:: What you are asked to do ::
All lines holding the string "lipid" should be copied from the data below.
-- Data for analysis follows --
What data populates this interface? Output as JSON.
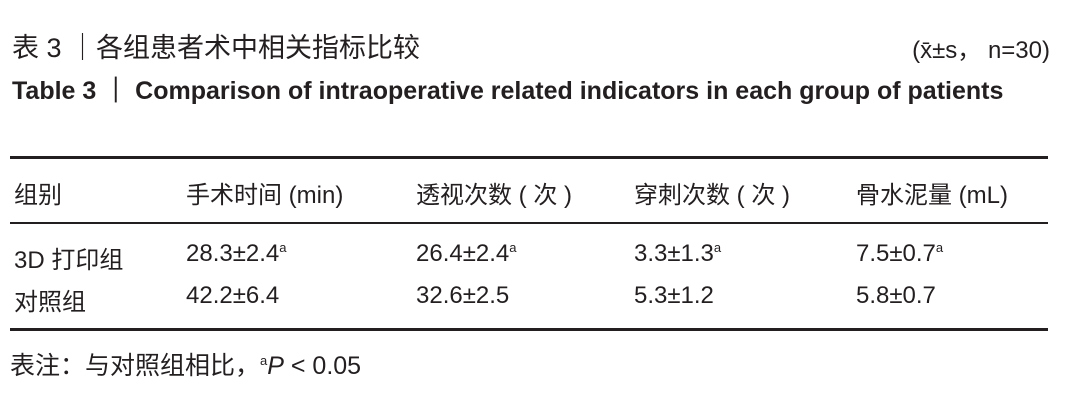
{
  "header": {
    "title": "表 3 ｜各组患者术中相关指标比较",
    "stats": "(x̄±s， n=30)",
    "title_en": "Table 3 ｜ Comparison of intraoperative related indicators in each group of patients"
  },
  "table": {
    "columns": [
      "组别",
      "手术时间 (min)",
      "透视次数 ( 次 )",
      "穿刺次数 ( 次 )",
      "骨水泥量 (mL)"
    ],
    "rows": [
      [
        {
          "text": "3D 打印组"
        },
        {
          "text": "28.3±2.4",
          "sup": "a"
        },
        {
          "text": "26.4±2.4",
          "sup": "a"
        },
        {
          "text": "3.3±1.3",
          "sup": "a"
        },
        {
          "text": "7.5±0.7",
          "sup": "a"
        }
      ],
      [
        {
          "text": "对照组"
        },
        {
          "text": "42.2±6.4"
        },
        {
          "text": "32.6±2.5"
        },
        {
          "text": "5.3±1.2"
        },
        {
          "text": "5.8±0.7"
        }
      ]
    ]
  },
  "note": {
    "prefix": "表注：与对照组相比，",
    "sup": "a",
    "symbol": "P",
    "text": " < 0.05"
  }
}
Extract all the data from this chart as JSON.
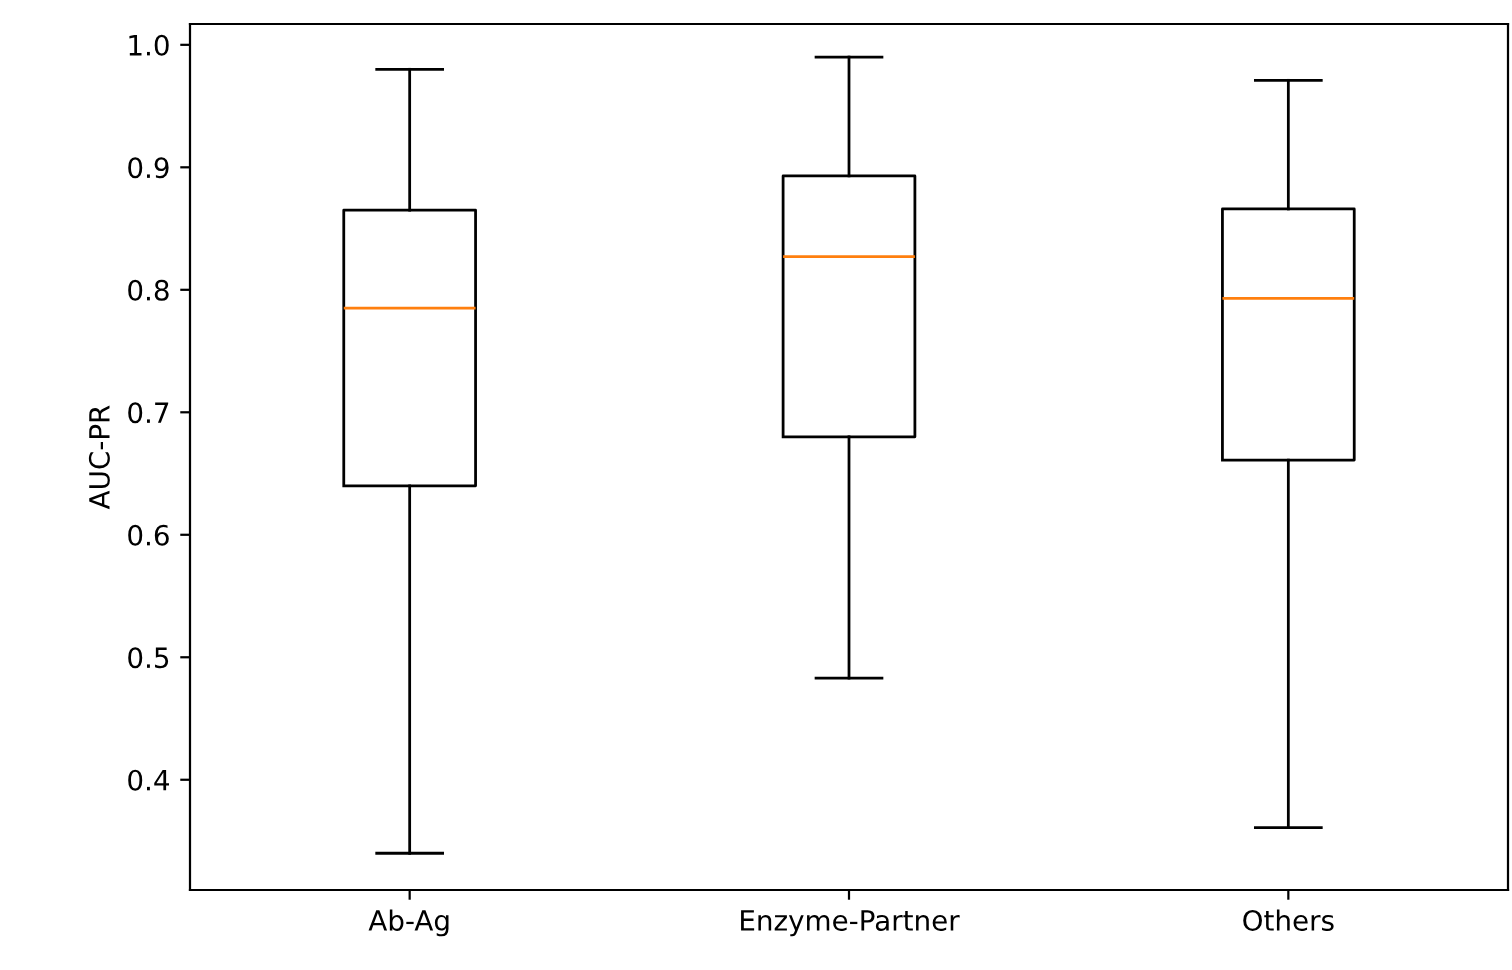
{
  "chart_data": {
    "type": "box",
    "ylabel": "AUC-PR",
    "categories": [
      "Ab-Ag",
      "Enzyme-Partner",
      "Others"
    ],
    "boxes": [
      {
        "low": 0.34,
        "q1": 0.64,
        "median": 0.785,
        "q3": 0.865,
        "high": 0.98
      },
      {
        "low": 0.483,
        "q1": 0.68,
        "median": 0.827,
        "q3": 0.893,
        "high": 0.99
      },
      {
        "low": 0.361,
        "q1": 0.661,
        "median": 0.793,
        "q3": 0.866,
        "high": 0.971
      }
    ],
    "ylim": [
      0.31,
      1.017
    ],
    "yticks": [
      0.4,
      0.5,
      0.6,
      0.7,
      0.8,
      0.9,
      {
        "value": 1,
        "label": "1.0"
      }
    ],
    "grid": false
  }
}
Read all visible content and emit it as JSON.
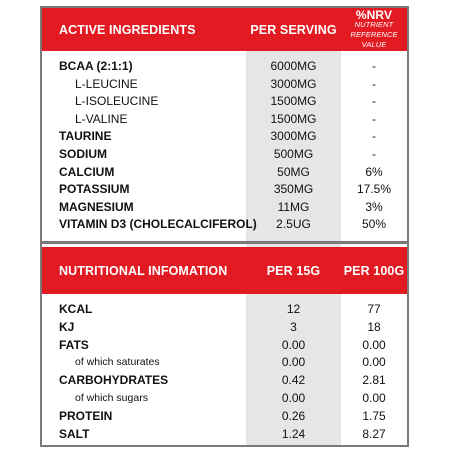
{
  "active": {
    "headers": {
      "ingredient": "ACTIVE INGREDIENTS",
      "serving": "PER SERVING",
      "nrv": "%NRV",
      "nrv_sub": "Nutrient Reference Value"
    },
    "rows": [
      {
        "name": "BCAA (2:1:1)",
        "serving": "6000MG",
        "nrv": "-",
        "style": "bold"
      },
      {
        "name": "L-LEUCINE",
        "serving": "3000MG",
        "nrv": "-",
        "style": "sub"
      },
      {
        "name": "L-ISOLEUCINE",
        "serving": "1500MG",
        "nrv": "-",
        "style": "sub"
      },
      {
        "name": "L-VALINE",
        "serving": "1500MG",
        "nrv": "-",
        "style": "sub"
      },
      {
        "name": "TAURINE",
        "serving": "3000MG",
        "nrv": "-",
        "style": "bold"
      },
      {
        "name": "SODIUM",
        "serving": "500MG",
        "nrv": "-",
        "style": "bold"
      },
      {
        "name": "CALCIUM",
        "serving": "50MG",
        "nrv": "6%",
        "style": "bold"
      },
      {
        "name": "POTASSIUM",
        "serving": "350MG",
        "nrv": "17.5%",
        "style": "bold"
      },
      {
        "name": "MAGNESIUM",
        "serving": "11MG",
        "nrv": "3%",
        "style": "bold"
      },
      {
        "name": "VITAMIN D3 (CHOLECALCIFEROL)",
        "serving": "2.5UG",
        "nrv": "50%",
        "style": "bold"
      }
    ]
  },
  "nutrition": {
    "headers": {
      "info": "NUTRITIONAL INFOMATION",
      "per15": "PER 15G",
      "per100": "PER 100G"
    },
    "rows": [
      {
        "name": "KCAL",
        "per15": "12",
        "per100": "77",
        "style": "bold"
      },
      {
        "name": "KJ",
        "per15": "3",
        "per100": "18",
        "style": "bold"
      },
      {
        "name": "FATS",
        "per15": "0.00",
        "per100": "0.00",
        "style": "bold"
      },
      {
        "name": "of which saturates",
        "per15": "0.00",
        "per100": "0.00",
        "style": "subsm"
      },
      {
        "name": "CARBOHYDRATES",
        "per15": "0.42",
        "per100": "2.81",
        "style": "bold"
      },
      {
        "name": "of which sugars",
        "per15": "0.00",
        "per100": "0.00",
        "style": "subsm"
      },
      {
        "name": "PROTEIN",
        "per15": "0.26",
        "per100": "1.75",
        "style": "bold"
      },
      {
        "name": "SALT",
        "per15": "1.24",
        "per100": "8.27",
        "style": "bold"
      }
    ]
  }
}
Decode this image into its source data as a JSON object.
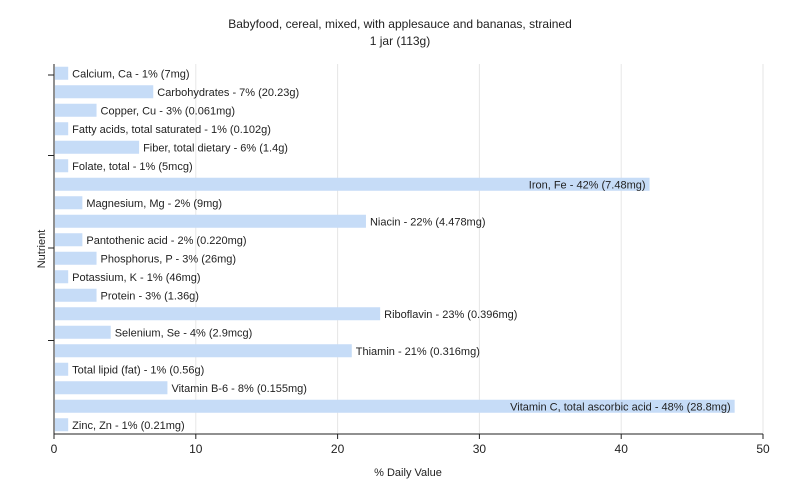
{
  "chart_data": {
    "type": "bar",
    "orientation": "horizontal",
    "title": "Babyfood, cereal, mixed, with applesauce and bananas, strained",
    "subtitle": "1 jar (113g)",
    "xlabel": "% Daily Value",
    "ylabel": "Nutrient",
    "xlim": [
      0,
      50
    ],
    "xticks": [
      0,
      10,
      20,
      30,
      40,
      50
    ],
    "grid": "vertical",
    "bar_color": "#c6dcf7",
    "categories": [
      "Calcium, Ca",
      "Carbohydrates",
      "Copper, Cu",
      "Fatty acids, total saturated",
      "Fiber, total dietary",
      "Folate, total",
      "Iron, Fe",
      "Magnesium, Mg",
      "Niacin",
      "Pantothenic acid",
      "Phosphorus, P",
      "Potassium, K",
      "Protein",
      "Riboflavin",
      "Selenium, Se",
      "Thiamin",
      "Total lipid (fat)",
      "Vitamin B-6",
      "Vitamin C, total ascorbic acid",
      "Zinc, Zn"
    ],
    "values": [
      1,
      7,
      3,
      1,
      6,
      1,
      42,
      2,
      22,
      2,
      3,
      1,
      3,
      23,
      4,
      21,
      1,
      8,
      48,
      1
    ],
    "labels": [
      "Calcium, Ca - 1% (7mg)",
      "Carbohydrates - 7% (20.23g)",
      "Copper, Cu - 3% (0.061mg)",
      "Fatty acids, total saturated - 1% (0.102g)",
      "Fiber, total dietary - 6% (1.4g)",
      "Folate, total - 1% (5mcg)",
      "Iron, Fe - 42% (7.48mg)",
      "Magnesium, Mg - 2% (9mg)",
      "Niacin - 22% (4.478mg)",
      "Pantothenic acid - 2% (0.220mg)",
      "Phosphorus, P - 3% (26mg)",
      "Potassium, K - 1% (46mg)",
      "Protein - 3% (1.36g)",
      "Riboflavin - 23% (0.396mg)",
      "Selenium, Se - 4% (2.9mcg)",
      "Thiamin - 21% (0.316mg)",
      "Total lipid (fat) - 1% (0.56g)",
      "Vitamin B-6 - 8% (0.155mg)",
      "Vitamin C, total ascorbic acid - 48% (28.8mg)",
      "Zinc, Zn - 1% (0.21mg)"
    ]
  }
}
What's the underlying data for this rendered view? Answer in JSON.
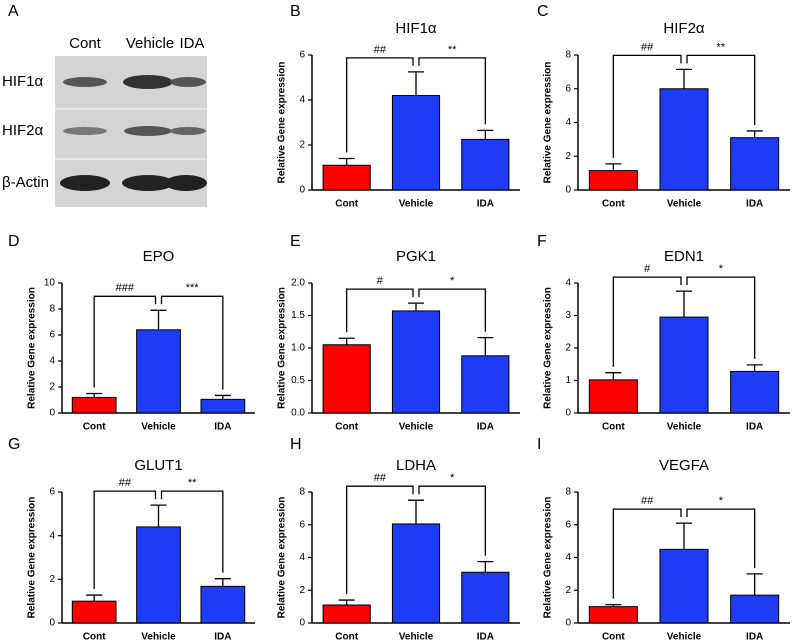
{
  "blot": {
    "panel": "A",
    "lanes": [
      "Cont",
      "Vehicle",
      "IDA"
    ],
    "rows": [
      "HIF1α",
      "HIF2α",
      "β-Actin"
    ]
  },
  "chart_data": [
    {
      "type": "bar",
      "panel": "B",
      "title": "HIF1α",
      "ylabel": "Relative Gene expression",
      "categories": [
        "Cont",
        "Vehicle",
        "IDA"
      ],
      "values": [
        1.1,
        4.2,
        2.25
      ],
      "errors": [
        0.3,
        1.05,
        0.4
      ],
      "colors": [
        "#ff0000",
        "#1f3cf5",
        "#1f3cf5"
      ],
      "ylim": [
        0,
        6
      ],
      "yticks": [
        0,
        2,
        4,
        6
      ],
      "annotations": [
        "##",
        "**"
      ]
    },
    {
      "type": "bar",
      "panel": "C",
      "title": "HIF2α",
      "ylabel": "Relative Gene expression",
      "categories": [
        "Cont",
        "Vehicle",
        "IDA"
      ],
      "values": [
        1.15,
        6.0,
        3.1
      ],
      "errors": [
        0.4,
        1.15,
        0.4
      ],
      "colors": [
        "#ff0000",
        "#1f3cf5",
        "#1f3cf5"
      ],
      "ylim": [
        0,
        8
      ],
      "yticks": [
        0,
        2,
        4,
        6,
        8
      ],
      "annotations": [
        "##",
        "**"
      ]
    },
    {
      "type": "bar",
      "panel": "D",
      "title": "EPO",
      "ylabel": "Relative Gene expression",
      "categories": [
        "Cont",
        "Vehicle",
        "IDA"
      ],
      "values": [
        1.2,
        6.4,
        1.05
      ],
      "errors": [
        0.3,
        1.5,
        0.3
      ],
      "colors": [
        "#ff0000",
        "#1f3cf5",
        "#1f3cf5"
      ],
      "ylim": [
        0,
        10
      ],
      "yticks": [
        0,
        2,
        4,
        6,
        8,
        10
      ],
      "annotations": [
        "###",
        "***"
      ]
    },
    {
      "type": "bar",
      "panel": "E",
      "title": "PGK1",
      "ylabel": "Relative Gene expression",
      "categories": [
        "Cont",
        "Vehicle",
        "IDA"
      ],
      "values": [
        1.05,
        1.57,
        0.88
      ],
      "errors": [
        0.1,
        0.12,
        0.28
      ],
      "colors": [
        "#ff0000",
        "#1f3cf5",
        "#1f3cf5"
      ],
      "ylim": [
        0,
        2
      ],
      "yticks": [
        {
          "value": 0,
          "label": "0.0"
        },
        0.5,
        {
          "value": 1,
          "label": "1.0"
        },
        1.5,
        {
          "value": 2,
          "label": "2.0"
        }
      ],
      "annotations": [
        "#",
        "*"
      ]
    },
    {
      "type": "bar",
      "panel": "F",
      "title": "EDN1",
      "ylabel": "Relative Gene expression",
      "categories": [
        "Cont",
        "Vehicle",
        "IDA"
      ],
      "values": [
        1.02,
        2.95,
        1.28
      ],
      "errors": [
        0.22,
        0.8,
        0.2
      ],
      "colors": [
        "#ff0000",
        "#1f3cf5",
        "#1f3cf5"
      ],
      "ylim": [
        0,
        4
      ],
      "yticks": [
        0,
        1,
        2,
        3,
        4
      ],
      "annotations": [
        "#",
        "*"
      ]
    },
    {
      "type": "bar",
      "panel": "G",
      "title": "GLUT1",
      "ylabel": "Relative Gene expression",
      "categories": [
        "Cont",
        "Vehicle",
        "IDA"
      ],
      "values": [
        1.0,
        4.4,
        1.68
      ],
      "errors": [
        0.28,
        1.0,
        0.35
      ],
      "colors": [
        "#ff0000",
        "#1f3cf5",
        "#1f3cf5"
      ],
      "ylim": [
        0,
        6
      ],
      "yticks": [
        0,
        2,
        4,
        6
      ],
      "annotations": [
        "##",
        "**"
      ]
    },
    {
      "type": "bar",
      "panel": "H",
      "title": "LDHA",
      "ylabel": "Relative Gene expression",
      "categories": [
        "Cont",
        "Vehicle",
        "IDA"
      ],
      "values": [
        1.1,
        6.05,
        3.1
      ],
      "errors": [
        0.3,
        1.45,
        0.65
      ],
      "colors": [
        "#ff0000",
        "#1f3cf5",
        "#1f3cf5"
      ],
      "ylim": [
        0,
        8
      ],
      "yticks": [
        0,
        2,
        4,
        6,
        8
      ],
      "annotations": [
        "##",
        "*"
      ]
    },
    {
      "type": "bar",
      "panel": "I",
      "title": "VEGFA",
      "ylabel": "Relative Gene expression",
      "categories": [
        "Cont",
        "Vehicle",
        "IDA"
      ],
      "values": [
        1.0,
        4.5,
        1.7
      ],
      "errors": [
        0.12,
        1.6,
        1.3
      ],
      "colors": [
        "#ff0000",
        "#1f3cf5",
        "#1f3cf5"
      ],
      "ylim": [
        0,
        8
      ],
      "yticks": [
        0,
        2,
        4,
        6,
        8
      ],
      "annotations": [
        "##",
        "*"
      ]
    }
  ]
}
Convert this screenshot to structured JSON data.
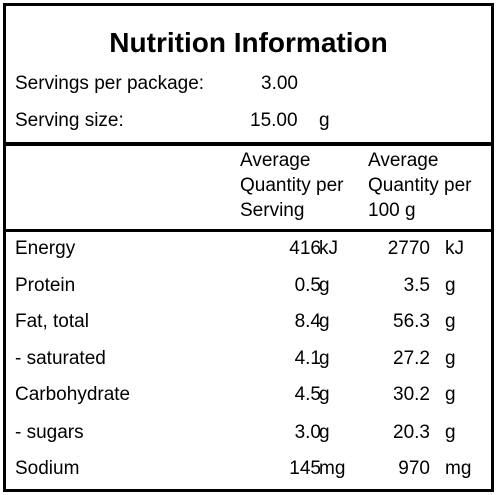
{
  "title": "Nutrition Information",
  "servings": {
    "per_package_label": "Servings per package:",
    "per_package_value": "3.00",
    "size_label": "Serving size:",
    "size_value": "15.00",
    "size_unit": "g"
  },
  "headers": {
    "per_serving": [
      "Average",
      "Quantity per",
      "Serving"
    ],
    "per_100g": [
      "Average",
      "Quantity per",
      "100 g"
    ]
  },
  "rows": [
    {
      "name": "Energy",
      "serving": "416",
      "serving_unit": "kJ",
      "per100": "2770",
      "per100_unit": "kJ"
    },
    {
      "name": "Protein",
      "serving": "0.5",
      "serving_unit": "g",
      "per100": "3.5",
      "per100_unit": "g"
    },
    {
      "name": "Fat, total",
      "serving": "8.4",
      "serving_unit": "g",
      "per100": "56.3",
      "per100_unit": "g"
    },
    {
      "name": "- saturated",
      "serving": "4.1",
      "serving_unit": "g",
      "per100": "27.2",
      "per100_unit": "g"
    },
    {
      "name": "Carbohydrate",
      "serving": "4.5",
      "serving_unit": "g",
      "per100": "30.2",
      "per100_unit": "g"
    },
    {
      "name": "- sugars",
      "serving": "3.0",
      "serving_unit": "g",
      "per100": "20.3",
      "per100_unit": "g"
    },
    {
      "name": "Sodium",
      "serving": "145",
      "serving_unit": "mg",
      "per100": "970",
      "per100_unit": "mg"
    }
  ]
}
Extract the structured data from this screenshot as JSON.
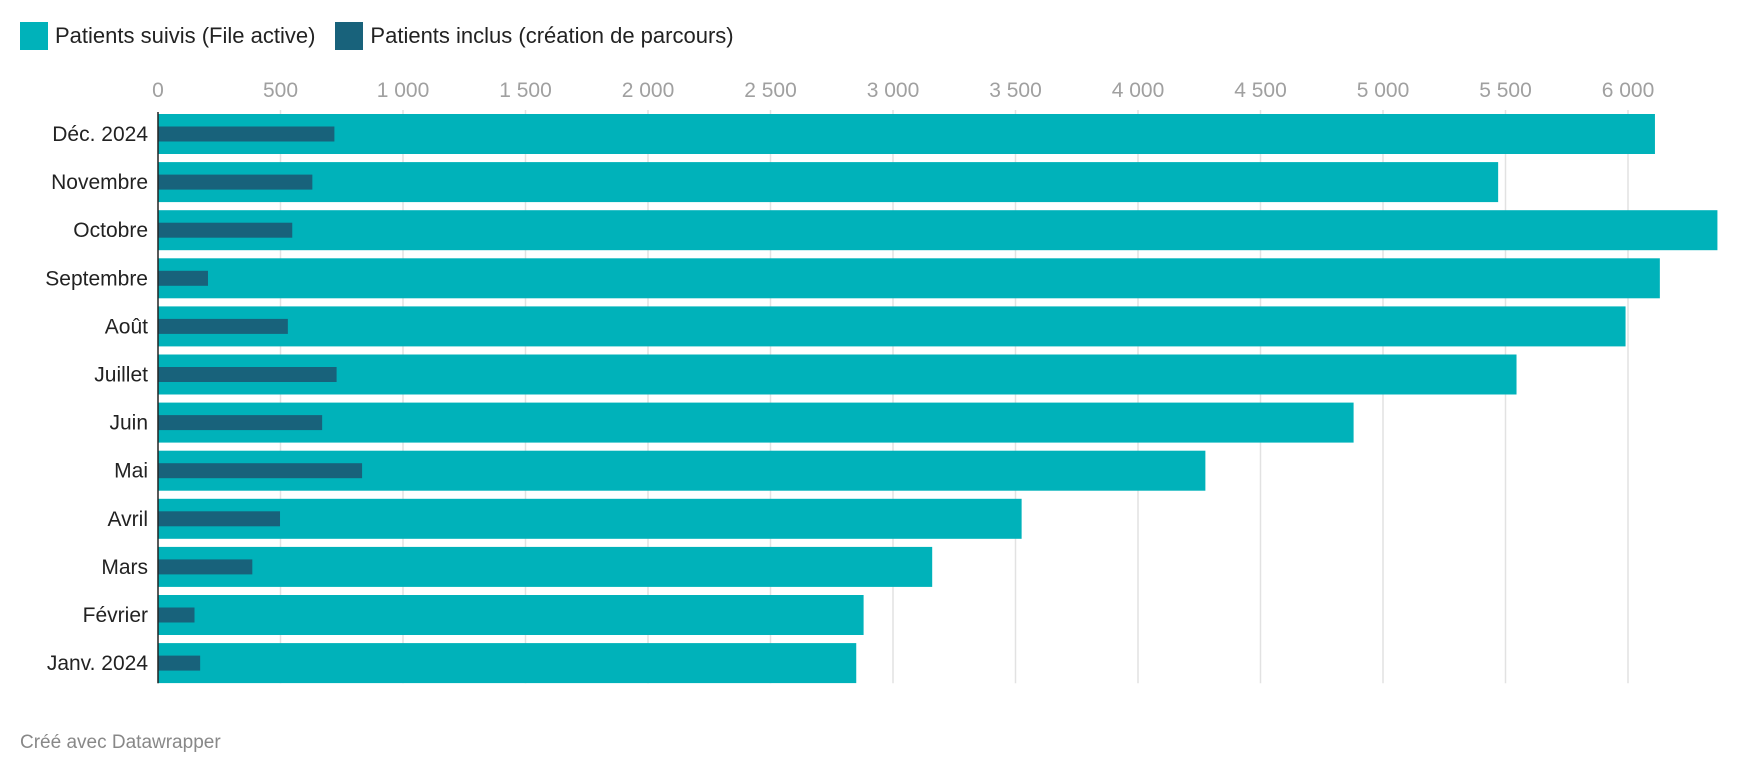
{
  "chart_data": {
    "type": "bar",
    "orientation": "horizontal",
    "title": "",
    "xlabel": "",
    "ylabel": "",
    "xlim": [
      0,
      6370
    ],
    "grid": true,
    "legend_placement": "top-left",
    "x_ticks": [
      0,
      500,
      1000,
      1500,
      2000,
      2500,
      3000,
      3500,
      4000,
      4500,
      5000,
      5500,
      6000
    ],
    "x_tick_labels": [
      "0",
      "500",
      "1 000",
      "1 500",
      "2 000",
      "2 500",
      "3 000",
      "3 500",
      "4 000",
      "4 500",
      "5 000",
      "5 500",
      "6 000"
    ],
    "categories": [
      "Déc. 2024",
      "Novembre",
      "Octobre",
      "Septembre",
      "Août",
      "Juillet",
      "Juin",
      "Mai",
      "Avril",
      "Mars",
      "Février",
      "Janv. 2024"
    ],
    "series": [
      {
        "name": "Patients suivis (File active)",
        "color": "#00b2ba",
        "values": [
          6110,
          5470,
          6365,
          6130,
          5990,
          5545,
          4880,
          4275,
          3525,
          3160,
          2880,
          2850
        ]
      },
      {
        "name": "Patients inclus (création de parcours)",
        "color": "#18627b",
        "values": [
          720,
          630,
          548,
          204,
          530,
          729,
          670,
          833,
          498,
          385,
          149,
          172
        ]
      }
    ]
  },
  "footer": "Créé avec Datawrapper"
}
-- Data for analysis concluded --
:: Answer section ::
      "Total lipid (fat)",
      "Total lipid (fat) - 1% (0.56g)",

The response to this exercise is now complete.